SUPPLIED RECORDS ->
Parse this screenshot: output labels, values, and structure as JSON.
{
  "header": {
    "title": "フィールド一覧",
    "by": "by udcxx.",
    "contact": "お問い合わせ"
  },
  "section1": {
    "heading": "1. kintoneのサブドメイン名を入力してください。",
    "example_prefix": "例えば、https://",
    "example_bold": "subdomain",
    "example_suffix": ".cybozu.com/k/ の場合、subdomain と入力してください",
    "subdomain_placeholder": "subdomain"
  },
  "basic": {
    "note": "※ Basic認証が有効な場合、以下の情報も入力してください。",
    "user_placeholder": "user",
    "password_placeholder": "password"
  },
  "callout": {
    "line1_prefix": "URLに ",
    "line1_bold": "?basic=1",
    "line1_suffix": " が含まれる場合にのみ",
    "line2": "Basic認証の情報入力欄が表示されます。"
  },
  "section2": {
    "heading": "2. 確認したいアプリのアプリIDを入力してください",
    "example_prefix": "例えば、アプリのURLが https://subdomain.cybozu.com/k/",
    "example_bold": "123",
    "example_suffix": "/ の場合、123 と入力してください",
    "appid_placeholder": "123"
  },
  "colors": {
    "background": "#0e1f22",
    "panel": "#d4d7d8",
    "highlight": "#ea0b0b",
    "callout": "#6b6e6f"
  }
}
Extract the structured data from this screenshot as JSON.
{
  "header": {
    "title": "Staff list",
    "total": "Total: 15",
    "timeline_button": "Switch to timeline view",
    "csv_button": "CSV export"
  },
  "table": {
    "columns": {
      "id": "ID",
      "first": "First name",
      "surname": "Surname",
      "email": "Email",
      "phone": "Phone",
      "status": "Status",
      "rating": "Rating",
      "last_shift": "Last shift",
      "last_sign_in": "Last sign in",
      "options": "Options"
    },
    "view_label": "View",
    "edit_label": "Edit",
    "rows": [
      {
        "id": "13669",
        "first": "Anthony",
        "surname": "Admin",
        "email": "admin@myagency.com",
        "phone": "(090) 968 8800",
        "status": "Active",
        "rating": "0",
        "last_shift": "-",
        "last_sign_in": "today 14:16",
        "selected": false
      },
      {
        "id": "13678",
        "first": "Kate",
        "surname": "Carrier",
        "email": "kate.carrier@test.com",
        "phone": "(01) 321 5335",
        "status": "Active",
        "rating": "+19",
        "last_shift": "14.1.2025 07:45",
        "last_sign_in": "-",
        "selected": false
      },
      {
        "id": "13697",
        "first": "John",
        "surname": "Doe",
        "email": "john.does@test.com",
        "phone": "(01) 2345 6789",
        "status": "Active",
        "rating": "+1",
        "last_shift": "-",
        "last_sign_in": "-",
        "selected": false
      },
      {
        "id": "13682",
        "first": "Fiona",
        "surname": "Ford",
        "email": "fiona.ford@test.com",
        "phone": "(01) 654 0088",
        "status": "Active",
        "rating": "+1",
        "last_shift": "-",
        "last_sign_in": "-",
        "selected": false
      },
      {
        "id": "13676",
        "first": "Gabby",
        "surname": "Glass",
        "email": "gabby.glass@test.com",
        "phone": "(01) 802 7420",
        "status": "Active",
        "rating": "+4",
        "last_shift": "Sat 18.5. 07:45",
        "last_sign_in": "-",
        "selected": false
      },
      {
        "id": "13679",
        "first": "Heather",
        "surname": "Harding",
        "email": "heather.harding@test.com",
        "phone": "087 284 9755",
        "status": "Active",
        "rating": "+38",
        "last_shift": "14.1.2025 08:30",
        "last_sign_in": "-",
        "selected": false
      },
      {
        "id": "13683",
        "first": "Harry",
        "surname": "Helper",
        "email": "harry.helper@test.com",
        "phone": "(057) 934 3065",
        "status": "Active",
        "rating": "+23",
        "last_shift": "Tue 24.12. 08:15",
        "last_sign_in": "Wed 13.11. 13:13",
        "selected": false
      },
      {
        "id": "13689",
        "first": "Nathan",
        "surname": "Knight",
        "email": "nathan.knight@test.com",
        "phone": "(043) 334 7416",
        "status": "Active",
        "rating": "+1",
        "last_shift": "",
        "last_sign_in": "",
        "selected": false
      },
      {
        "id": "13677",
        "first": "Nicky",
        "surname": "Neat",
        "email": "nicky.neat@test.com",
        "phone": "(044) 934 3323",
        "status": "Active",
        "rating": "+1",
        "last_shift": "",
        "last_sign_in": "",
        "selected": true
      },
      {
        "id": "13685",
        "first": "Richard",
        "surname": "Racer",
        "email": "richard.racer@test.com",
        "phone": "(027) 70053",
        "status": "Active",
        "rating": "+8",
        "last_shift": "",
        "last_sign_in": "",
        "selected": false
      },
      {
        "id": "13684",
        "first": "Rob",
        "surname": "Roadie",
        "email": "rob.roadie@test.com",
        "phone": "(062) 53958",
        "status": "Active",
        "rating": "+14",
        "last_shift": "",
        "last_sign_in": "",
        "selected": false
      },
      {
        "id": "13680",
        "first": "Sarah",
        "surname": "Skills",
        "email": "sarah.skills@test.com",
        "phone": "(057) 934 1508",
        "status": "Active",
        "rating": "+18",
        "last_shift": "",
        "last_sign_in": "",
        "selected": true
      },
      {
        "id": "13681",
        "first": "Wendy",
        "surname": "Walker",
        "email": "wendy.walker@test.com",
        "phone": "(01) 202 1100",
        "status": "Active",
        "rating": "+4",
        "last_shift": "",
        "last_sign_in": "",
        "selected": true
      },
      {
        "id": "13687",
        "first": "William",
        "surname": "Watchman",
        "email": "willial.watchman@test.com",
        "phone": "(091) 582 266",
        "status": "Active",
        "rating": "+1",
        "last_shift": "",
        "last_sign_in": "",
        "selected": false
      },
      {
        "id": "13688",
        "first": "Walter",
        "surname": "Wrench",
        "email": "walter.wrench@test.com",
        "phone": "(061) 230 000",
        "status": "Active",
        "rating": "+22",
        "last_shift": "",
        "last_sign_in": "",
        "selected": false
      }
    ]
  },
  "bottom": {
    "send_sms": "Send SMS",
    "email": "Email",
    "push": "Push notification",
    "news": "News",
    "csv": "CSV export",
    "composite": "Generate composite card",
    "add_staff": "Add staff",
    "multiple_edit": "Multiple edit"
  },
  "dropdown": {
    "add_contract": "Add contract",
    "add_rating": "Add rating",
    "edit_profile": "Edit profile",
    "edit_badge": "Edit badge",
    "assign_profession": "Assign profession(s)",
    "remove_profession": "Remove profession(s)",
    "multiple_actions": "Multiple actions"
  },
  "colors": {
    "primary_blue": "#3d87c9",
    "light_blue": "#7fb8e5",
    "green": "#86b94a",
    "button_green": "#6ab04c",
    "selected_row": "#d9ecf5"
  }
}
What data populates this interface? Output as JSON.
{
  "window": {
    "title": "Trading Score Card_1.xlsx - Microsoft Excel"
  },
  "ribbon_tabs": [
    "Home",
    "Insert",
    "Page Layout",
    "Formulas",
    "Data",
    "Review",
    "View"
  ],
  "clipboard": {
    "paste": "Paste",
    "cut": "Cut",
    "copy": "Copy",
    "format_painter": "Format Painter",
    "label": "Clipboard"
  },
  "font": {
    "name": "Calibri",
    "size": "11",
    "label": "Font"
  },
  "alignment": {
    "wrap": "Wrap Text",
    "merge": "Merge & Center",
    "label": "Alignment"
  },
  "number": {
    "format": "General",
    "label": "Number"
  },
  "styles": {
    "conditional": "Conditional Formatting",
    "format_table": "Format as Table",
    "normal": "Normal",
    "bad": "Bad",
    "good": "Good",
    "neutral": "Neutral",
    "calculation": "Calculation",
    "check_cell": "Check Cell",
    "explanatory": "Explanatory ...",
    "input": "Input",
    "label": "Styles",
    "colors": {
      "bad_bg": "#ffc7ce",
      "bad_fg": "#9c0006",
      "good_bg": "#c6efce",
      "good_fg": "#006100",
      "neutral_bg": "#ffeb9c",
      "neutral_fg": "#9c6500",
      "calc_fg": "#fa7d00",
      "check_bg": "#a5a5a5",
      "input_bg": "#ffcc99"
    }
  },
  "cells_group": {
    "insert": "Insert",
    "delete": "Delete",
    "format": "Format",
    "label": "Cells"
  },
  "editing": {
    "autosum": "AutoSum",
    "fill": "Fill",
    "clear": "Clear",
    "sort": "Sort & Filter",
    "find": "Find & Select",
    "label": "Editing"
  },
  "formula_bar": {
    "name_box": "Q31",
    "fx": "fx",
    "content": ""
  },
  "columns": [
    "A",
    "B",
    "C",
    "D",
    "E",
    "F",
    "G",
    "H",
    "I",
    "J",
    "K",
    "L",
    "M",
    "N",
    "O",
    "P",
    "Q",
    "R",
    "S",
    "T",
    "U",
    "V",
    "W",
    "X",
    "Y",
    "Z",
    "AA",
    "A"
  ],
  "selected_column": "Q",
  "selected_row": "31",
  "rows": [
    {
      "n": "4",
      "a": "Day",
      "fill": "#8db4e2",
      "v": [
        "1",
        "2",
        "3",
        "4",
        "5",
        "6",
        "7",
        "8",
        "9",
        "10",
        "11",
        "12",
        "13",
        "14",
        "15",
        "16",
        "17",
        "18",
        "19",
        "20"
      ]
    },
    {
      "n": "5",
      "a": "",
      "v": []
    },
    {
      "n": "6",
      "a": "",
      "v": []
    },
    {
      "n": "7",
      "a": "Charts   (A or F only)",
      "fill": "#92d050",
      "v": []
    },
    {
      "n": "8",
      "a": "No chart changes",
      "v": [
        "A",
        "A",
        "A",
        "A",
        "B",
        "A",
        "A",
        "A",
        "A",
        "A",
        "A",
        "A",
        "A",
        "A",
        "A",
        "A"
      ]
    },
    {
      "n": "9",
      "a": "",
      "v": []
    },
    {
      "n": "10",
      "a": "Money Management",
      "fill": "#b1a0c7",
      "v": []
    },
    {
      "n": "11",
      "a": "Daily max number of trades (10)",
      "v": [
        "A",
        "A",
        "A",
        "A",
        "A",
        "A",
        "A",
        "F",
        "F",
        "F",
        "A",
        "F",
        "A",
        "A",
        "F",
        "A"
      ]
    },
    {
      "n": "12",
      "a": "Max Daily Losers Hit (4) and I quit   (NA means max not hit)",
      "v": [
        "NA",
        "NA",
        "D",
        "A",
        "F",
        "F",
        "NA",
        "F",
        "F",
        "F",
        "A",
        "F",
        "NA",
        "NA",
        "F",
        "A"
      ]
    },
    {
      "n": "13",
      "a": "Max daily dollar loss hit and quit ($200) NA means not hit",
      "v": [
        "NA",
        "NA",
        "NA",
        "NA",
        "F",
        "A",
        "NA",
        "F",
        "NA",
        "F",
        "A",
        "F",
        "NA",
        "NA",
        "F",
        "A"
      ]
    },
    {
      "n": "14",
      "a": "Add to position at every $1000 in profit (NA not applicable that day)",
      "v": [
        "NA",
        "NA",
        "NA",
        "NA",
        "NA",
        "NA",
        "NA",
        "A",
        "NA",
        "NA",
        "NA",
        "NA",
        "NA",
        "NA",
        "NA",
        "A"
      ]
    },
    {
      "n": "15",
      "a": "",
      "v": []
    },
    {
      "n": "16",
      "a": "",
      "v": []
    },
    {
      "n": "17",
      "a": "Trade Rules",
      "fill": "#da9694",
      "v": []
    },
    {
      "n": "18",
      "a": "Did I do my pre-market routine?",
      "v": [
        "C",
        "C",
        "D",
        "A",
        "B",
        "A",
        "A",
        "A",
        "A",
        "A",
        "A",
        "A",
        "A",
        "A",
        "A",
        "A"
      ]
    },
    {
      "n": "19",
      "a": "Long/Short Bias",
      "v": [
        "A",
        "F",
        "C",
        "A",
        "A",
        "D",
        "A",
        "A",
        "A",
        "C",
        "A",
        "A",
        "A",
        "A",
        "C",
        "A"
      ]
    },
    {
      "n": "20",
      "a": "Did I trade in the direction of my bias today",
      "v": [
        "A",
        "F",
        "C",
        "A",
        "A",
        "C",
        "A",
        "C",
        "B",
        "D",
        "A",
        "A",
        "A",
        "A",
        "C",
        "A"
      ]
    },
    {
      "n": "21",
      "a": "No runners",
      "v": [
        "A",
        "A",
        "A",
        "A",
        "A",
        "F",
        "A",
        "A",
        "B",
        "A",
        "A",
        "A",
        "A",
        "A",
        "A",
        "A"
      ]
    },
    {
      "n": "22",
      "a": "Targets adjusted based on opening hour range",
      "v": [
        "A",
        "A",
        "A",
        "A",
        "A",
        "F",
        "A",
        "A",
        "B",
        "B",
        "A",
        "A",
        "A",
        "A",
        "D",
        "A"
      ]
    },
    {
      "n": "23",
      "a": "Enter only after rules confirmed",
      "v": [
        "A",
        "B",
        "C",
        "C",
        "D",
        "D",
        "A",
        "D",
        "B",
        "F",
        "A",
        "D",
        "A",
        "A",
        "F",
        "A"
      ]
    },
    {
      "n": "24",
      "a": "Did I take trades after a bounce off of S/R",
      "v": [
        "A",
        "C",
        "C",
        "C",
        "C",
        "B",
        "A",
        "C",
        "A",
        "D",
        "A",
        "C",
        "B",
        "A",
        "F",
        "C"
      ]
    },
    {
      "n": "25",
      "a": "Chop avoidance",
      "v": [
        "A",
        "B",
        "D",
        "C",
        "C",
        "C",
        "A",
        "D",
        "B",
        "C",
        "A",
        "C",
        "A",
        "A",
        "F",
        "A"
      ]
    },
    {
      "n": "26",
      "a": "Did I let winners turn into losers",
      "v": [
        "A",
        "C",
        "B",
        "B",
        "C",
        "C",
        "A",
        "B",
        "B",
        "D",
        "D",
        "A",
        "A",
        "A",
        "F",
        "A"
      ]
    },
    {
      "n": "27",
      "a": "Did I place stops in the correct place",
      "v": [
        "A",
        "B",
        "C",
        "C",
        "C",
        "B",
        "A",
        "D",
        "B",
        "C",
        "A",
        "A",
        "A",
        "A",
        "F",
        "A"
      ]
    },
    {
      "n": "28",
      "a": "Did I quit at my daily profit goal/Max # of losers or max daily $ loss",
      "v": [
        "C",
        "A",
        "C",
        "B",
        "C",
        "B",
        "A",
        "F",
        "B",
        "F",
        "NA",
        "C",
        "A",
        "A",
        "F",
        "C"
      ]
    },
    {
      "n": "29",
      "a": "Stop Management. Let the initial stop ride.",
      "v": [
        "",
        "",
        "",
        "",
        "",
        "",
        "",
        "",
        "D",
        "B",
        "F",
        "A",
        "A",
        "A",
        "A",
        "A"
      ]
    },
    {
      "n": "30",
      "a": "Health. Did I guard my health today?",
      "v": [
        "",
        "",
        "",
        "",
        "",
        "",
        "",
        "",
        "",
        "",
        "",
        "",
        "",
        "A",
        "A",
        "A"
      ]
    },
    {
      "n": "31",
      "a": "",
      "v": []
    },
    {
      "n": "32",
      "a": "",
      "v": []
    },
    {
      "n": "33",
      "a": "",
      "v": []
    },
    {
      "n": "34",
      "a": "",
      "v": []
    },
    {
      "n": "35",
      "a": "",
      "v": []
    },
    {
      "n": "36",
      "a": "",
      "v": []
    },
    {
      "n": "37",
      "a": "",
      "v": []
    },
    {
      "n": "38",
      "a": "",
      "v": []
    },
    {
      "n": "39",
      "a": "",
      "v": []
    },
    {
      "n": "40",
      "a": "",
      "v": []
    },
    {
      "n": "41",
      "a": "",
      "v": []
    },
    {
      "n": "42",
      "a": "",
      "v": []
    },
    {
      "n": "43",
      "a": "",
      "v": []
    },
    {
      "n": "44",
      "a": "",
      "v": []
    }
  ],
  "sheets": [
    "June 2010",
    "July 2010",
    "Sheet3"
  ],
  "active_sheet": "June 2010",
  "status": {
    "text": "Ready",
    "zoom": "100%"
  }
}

AIM -> From the entries above, select each line containing the string "quit".

ANSWER TO THIS TASK ->
      "a": "Max Daily Losers Hit (4) and I quit   (NA means max not hit)",
      "a": "Max daily dollar loss hit and quit ($200) NA means not hit",
      "a": "Did I quit at my daily profit goal/Max # of losers or max daily $ loss",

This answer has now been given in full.